## Instructions for the task:
Exactly reproduce the entries, dropping any pictures from your copy.

[Data entries]
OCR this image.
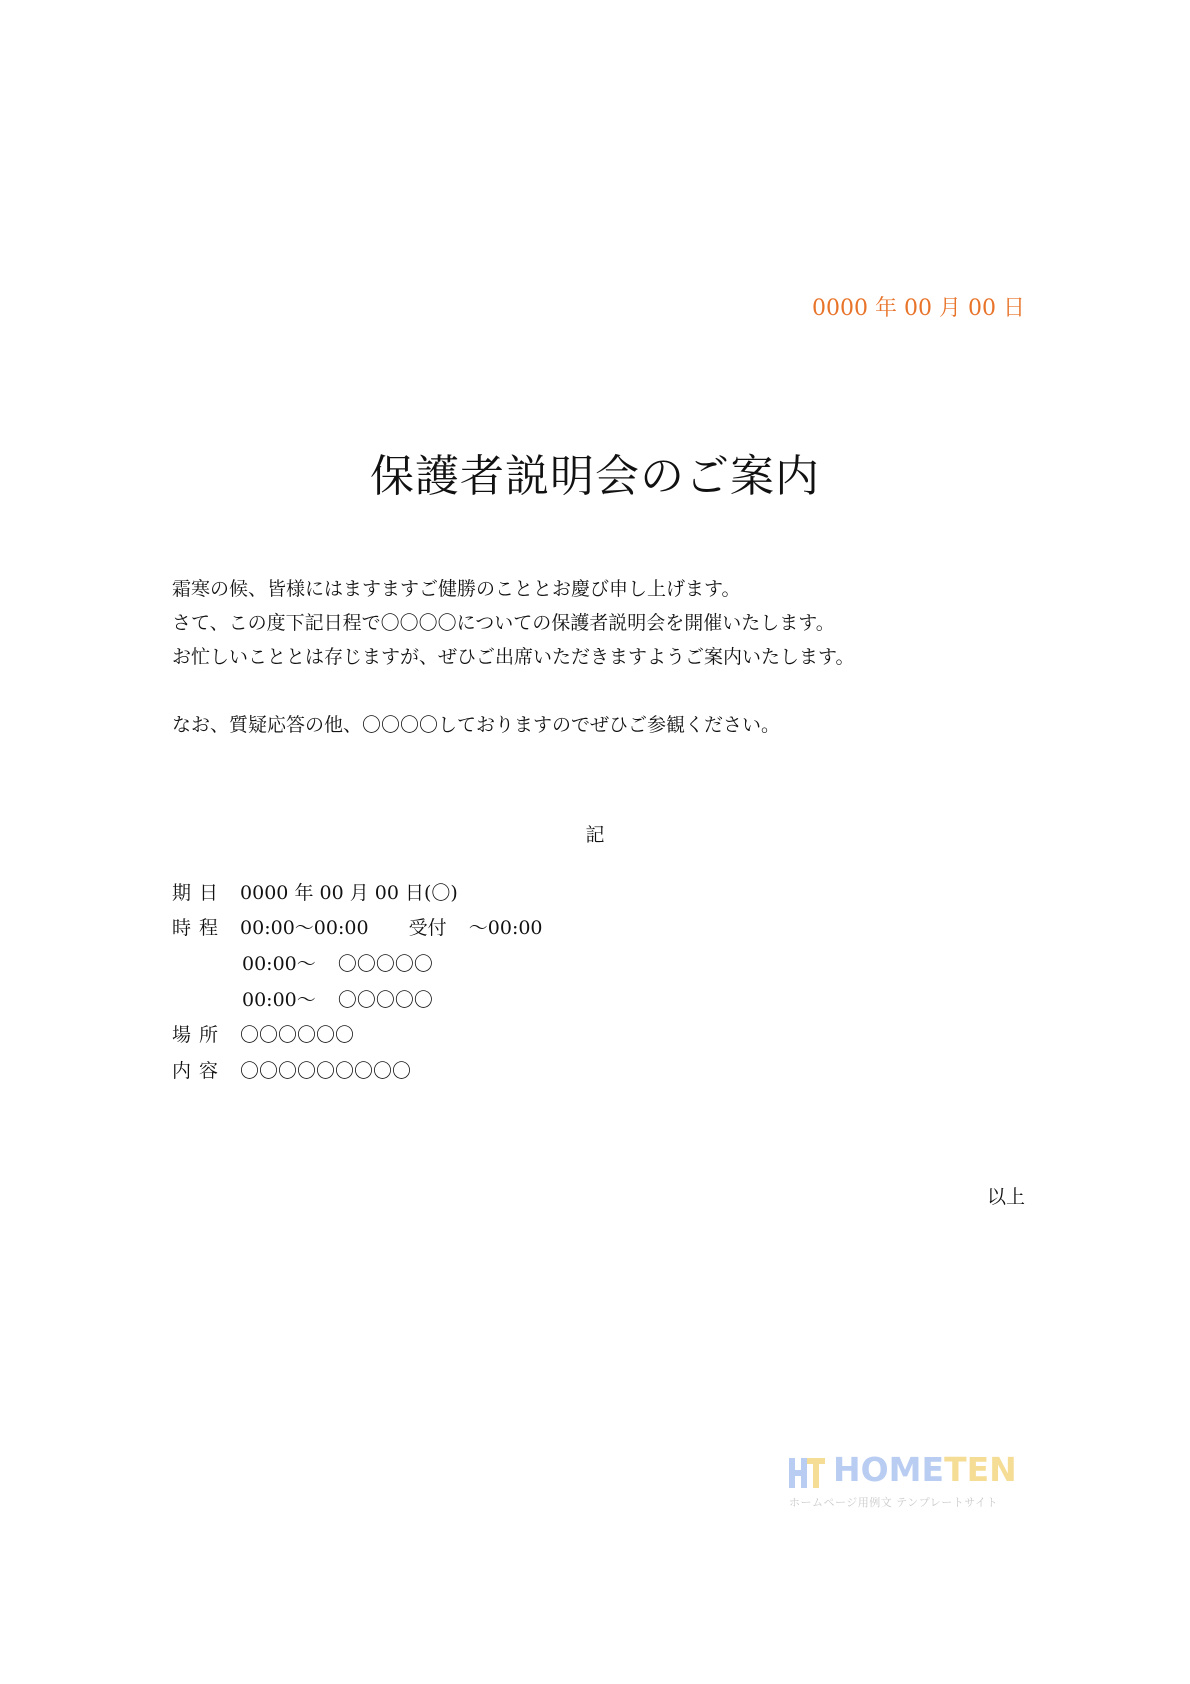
0000 年 00 月 00 日
保護者説明会のご案内
霜寒の候、皆様にはますますご健勝のこととお慶び申し上げます。
さて、この度下記日程で〇〇〇〇についての保護者説明会を開催いたします。
お忙しいこととは存じますが、ぜひご出席いただきますようご案内いたします。
なお、質疑応答の他、〇〇〇〇しておりますのでぜひご参観ください。
記
期日 0000 年 00 月 00 日(〇)
時程 00:00〜00:00 受付 〜00:00
00:00〜 〇〇〇〇〇
00:00〜 〇〇〇〇〇
場所 〇〇〇〇〇〇
内容 〇〇〇〇〇〇〇〇〇
以上
HOMETEN
ホームページ用例文 テンプレートサイト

## Written answer:
OCR this image.
0000 年 00 月 00 日
保護者説明会のご案内
霜寒の候、皆様にはますますご健勝のこととお慶び申し上げます。
さて、この度下記日程で〇〇〇〇についての保護者説明会を開催いたします。
お忙しいこととは存じますが、ぜひご出席いただきますようご案内いたします。
なお、質疑応答の他、〇〇〇〇しておりますのでぜひご参観ください。
記
期日 0000 年 00 月 00 日(〇)
時程 00:00〜00:00 受付 〜00:00
00:00〜 〇〇〇〇〇
00:00〜 〇〇〇〇〇
場所 〇〇〇〇〇〇
内容 〇〇〇〇〇〇〇〇〇
以上
HOMETEN
ホームページ用例文 テンプレートサイト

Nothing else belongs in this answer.